| Your goal |
Filter these entries, keeping only lines that hold the word "enhance".

══ Items

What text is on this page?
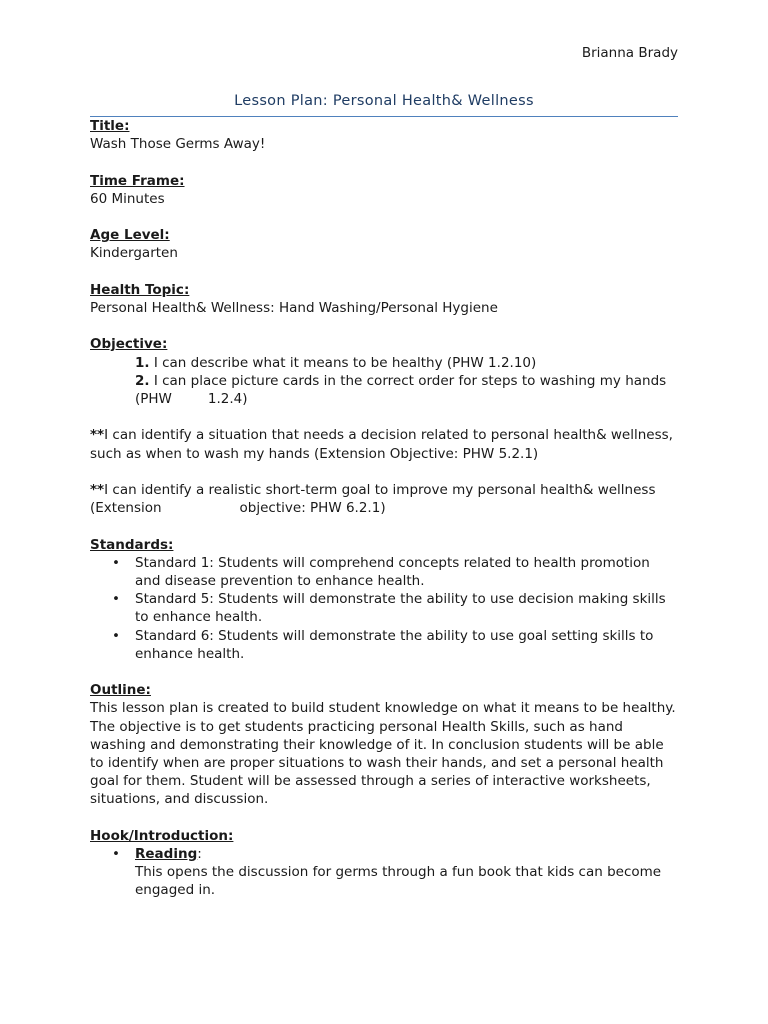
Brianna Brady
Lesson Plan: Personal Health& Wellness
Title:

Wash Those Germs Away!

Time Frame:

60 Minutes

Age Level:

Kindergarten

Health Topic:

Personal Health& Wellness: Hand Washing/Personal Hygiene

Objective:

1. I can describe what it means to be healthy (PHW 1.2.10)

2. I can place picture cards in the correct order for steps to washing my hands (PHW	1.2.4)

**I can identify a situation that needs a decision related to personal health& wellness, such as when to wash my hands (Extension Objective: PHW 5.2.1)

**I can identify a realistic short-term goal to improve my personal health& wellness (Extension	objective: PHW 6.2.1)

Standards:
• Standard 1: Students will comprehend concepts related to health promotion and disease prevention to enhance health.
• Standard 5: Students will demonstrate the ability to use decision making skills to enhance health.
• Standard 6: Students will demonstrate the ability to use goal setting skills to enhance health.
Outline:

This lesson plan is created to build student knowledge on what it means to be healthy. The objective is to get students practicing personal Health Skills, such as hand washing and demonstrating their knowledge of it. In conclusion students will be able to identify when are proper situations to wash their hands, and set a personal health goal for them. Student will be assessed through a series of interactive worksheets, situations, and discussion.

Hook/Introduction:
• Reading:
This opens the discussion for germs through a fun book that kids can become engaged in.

════
══ Items

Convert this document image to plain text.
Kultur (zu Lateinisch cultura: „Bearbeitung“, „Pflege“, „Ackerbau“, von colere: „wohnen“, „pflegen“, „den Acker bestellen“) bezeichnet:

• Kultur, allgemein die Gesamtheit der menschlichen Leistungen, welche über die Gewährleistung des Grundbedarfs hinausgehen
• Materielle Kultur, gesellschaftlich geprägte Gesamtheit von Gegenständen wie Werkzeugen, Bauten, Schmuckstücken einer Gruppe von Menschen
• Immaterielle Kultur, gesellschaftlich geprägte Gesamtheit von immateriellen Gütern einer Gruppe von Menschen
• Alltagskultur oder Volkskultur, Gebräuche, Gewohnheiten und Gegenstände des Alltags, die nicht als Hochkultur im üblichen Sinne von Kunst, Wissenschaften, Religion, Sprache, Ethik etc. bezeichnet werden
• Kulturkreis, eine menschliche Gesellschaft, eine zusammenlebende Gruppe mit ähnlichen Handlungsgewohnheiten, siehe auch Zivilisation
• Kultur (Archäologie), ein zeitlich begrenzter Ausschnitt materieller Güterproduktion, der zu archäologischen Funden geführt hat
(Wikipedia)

════
══ Items

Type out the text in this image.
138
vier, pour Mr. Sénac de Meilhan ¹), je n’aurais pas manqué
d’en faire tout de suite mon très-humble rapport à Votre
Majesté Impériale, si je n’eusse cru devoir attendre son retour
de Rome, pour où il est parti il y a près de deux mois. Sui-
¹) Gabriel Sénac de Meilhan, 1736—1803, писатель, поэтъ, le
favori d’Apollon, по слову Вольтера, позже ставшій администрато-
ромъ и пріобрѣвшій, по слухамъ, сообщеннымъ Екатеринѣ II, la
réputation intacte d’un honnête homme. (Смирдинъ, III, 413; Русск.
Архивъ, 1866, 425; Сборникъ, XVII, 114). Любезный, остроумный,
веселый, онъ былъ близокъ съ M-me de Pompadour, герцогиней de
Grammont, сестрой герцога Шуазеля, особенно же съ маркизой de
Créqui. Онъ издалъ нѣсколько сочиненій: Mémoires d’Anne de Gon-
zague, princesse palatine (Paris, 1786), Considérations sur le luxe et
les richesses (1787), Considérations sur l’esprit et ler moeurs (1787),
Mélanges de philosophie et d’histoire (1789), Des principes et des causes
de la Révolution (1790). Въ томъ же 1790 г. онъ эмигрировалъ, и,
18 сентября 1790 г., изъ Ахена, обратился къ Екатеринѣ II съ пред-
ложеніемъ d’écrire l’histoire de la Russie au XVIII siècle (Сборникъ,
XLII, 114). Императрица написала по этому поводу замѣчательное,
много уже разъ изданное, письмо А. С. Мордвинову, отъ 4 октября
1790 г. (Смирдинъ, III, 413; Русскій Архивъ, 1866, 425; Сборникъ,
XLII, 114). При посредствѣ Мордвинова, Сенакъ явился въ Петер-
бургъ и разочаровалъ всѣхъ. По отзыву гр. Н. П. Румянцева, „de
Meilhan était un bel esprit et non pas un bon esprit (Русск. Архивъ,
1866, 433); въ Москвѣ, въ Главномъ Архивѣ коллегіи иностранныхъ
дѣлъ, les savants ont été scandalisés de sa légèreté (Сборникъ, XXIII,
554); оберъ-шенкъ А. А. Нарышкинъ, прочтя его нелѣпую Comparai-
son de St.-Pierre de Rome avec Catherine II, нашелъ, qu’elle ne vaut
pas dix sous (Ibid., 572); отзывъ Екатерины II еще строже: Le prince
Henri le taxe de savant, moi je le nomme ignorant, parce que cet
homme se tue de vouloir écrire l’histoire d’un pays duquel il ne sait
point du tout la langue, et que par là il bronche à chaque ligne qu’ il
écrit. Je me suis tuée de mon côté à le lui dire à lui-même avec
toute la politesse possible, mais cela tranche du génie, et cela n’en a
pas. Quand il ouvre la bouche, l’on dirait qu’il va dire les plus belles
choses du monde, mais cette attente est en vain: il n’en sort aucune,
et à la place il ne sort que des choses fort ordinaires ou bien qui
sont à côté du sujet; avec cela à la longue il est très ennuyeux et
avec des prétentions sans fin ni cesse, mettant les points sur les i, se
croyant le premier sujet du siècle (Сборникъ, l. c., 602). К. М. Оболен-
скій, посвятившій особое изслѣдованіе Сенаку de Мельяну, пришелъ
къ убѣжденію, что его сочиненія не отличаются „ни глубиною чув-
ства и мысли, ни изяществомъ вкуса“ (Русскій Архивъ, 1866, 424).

════

| Response to this exercise |
• Standard 1: Students will comprehend concepts related to health promotion and disease prevention to enhance health.
• Standard 5: Students will demonstrate the ability to use decision making skills to enhance health.
• Standard 6: Students will demonstrate the ability to use goal setting skills to enhance health.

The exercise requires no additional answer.